Exercise objective: Retype all of the entries word for word.

[Saved data entries]
=-=-=
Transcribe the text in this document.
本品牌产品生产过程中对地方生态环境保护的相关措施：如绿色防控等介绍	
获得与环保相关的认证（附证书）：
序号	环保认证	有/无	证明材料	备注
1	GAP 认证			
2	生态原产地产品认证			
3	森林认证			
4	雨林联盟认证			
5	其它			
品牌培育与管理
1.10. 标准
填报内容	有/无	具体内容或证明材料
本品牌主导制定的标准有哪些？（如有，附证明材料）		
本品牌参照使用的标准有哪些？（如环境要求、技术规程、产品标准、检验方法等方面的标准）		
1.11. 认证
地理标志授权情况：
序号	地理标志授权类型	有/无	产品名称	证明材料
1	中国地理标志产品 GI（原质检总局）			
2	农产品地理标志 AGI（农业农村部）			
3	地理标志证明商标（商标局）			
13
=-=-=
Task result:
Transcribe the text in this document.
本品牌产品生产过程中对地方生态环境保护的相关措施：如绿色防控等介绍	
获得与环保相关的认证（附证书）：
序号	环保认证	有/无	证明材料	备注
1	GAP 认证			
2	生态原产地产品认证			
3	森林认证			
4	雨林联盟认证			
5	其它			
品牌培育与管理
1.10. 标准
填报内容	有/无	具体内容或证明材料
本品牌主导制定的标准有哪些？（如有，附证明材料）		
本品牌参照使用的标准有哪些？（如环境要求、技术规程、产品标准、检验方法等方面的标准）		
1.11. 认证
地理标志授权情况：
序号	地理标志授权类型	有/无	产品名称	证明材料
1	中国地理标志产品 GI（原质检总局）			
2	农产品地理标志 AGI（农业农村部）			
3	地理标志证明商标（商标局）			
13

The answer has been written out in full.